■ What to produce: Which lines contain the string "individuals"? Please list every one of them.

■ Material supplied:
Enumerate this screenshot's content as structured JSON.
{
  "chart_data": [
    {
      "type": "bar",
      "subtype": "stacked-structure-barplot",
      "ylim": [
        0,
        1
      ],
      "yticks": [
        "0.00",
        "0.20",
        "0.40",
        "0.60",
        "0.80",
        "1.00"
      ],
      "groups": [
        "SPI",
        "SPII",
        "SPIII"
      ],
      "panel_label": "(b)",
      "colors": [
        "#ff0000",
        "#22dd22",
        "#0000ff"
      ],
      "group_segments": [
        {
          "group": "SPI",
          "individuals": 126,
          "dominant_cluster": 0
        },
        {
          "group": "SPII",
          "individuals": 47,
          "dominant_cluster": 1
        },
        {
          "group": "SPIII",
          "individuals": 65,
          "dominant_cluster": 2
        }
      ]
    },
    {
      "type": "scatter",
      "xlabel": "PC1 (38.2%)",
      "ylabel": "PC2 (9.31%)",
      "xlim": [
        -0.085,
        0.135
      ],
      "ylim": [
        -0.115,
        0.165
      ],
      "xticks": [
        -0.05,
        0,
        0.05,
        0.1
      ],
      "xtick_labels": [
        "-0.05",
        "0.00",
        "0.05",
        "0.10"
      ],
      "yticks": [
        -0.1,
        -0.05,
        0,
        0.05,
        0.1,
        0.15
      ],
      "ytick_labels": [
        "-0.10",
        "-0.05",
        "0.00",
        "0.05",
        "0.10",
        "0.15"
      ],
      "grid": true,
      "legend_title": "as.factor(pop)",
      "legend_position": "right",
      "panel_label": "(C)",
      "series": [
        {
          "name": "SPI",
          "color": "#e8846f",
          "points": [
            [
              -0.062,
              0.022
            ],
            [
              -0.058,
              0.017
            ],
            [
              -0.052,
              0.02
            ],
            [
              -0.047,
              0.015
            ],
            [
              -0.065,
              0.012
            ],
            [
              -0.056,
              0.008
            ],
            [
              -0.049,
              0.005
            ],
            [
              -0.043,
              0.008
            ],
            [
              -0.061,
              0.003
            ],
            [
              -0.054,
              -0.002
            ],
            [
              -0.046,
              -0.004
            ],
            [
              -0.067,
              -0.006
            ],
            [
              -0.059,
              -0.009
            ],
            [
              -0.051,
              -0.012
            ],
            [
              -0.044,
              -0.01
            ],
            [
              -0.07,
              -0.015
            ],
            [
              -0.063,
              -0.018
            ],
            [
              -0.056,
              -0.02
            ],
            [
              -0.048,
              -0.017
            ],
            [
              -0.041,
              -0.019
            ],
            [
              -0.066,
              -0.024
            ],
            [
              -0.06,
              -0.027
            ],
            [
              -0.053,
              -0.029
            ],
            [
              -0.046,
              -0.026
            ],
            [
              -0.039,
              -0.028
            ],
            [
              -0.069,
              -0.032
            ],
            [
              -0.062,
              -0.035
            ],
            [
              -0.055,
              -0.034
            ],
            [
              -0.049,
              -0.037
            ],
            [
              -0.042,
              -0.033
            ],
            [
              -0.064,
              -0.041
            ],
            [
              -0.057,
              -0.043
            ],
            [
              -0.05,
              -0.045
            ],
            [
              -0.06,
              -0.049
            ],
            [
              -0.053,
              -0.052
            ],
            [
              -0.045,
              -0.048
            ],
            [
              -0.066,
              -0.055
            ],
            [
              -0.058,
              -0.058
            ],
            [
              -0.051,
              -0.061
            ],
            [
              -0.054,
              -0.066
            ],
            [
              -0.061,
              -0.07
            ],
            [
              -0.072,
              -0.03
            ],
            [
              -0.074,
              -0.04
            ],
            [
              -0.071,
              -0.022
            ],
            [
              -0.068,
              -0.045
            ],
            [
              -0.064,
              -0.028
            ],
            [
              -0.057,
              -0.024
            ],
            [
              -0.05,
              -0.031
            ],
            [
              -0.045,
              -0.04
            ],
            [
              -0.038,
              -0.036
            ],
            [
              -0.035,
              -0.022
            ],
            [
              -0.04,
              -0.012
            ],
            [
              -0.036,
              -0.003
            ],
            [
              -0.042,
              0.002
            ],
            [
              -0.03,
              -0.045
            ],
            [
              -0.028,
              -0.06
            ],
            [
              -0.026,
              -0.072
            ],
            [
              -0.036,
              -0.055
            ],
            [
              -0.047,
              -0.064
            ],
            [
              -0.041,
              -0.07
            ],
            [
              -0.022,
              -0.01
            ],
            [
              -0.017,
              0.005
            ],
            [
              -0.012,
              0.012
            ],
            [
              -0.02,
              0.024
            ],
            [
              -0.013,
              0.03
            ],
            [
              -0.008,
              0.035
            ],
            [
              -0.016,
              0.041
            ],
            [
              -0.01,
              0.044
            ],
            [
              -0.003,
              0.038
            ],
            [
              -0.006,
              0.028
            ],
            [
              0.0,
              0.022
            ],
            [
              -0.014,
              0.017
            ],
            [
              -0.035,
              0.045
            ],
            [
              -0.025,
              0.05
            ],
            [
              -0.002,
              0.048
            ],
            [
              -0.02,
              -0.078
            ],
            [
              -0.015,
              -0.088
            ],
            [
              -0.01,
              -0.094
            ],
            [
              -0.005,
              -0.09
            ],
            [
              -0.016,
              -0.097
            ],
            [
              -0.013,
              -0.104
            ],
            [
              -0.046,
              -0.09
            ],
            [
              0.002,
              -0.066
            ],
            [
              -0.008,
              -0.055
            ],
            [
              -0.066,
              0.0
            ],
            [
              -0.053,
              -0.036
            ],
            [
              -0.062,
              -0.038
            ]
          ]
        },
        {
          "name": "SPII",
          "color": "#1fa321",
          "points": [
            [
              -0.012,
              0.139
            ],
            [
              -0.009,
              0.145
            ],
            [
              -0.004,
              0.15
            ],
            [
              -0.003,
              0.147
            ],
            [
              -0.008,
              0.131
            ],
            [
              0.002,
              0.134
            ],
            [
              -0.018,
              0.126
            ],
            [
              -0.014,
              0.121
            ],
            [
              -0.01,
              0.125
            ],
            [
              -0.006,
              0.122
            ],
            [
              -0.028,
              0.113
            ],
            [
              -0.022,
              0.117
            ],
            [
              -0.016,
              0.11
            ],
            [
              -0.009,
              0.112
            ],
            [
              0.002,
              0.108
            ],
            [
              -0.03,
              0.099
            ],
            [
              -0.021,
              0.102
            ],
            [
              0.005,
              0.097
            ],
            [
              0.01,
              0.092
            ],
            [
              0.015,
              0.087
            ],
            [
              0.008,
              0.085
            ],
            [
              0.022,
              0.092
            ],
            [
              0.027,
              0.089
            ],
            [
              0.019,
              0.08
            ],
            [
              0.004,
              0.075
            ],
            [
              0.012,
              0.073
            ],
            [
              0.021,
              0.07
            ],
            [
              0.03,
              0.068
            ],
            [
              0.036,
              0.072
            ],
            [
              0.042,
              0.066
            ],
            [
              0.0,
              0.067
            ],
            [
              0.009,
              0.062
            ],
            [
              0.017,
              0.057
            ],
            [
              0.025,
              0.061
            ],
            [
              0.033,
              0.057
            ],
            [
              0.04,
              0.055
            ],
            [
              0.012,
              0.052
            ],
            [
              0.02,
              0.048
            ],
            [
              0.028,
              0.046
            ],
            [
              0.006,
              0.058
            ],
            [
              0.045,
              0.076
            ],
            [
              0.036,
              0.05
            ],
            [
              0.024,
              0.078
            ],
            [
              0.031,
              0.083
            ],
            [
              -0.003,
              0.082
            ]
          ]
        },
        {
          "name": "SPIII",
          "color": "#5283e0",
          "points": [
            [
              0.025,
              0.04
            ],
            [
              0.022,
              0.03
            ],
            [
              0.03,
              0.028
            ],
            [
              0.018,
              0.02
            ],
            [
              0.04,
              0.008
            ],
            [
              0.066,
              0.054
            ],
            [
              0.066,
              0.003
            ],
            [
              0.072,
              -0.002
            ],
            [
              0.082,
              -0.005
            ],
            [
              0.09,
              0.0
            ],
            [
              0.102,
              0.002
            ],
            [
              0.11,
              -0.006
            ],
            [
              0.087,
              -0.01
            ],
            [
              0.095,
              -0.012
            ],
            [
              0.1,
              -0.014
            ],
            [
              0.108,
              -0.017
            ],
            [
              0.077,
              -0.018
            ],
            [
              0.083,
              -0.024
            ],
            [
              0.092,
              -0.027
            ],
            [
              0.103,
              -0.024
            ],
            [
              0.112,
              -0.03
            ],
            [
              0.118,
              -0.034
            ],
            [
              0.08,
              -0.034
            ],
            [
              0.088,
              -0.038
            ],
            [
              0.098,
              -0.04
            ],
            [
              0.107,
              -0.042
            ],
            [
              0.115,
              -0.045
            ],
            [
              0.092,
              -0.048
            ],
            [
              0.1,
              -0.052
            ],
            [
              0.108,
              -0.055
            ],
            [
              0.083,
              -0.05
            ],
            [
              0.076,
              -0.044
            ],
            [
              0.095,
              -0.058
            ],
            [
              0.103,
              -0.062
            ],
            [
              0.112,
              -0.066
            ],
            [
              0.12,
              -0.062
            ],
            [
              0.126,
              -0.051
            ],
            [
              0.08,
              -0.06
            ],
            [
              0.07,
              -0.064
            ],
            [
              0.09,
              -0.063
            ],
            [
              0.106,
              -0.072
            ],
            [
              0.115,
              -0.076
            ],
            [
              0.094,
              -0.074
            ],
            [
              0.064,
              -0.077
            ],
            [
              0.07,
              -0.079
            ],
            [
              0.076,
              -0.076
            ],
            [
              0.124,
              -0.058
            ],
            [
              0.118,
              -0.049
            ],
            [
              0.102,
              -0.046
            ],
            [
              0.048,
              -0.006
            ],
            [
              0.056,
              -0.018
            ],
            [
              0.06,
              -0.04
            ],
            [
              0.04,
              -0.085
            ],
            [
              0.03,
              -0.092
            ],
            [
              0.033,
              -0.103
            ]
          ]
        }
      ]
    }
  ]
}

■ Solution for this task:
          "individuals": 126,
          "individuals": 47,
          "individuals": 65,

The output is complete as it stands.